__Records for this task__:

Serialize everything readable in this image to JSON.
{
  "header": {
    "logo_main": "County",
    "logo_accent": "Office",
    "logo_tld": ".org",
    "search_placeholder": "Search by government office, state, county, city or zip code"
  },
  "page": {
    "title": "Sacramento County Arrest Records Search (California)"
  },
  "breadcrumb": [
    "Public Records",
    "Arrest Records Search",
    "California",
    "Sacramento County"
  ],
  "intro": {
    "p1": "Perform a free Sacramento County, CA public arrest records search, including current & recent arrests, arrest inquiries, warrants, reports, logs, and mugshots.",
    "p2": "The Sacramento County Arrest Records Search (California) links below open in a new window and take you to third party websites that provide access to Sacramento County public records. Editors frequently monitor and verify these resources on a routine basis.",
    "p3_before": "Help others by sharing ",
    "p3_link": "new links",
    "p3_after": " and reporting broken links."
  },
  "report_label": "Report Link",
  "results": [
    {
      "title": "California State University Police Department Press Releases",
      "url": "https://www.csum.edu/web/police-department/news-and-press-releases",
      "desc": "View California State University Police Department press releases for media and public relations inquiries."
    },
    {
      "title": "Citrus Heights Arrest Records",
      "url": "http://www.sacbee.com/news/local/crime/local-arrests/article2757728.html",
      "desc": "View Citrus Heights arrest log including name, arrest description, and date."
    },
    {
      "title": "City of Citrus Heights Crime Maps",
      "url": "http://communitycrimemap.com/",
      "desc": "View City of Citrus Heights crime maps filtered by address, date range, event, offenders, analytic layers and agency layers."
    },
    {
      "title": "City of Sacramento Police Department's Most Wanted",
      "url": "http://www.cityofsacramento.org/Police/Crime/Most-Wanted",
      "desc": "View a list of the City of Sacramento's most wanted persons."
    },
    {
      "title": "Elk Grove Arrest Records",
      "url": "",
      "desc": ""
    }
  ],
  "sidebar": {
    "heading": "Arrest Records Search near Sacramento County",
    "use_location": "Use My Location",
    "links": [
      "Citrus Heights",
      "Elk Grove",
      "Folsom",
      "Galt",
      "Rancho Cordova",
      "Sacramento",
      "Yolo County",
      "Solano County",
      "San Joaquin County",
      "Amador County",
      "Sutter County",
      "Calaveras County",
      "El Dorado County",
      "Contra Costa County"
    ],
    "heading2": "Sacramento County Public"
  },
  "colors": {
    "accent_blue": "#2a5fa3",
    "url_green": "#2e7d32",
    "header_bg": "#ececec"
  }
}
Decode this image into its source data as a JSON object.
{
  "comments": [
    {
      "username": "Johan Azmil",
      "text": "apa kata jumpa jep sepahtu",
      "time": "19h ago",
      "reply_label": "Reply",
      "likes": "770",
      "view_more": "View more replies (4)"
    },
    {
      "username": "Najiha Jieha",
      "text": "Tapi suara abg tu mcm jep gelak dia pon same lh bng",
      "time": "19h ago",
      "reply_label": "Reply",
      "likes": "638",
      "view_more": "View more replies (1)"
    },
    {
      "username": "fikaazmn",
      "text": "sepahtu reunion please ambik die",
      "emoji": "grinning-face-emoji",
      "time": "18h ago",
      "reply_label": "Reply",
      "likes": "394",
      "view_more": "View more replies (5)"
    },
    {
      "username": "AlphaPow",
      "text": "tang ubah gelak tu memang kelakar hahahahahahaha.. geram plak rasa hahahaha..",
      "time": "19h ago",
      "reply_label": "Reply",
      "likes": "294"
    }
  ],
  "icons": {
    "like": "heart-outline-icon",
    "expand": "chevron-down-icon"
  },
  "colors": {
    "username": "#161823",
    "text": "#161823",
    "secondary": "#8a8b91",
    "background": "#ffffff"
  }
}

__Exercise requirements__: All of the data needs to be reproduced exactly, with no line missing.

__Task solution__:
Serialize everything readable in this image to JSON.
{
  "header": {
    "logo_main": "County",
    "logo_accent": "Office",
    "logo_tld": ".org",
    "search_placeholder": "Search by government office, state, county, city or zip code"
  },
  "page": {
    "title": "Sacramento County Arrest Records Search (California)"
  },
  "breadcrumb": [
    "Public Records",
    "Arrest Records Search",
    "California",
    "Sacramento County"
  ],
  "intro": {
    "p1": "Perform a free Sacramento County, CA public arrest records search, including current & recent arrests, arrest inquiries, warrants, reports, logs, and mugshots.",
    "p2": "The Sacramento County Arrest Records Search (California) links below open in a new window and take you to third party websites that provide access to Sacramento County public records. Editors frequently monitor and verify these resources on a routine basis.",
    "p3_before": "Help others by sharing ",
    "p3_link": "new links",
    "p3_after": " and reporting broken links."
  },
  "report_label": "Report Link",
  "results": [
    {
      "title": "California State University Police Department Press Releases",
      "url": "https://www.csum.edu/web/police-department/news-and-press-releases",
      "desc": "View California State University Police Department press releases for media and public relations inquiries."
    },
    {
      "title": "Citrus Heights Arrest Records",
      "url": "http://www.sacbee.com/news/local/crime/local-arrests/article2757728.html",
      "desc": "View Citrus Heights arrest log including name, arrest description, and date."
    },
    {
      "title": "City of Citrus Heights Crime Maps",
      "url": "http://communitycrimemap.com/",
      "desc": "View City of Citrus Heights crime maps filtered by address, date range, event, offenders, analytic layers and agency layers."
    },
    {
      "title": "City of Sacramento Police Department's Most Wanted",
      "url": "http://www.cityofsacramento.org/Police/Crime/Most-Wanted",
      "desc": "View a list of the City of Sacramento's most wanted persons."
    },
    {
      "title": "Elk Grove Arrest Records",
      "url": "",
      "desc": ""
    }
  ],
  "sidebar": {
    "heading": "Arrest Records Search near Sacramento County",
    "use_location": "Use My Location",
    "links": [
      "Citrus Heights",
      "Elk Grove",
      "Folsom",
      "Galt",
      "Rancho Cordova",
      "Sacramento",
      "Yolo County",
      "Solano County",
      "San Joaquin County",
      "Amador County",
      "Sutter County",
      "Calaveras County",
      "El Dorado County",
      "Contra Costa County"
    ],
    "heading2": "Sacramento County Public"
  },
  "colors": {
    "accent_blue": "#2a5fa3",
    "url_green": "#2e7d32",
    "header_bg": "#ececec"
  }
}
Decode this image into its source data as a JSON object.
{
  "comments": [
    {
      "username": "Johan Azmil",
      "text": "apa kata jumpa jep sepahtu",
      "time": "19h ago",
      "reply_label": "Reply",
      "likes": "770",
      "view_more": "View more replies (4)"
    },
    {
      "username": "Najiha Jieha",
      "text": "Tapi suara abg tu mcm jep gelak dia pon same lh bng",
      "time": "19h ago",
      "reply_label": "Reply",
      "likes": "638",
      "view_more": "View more replies (1)"
    },
    {
      "username": "fikaazmn",
      "text": "sepahtu reunion please ambik die",
      "emoji": "grinning-face-emoji",
      "time": "18h ago",
      "reply_label": "Reply",
      "likes": "394",
      "view_more": "View more replies (5)"
    },
    {
      "username": "AlphaPow",
      "text": "tang ubah gelak tu memang kelakar hahahahahahaha.. geram plak rasa hahahaha..",
      "time": "19h ago",
      "reply_label": "Reply",
      "likes": "294"
    }
  ],
  "icons": {
    "like": "heart-outline-icon",
    "expand": "chevron-down-icon"
  },
  "colors": {
    "username": "#161823",
    "text": "#161823",
    "secondary": "#8a8b91",
    "background": "#ffffff"
  }
}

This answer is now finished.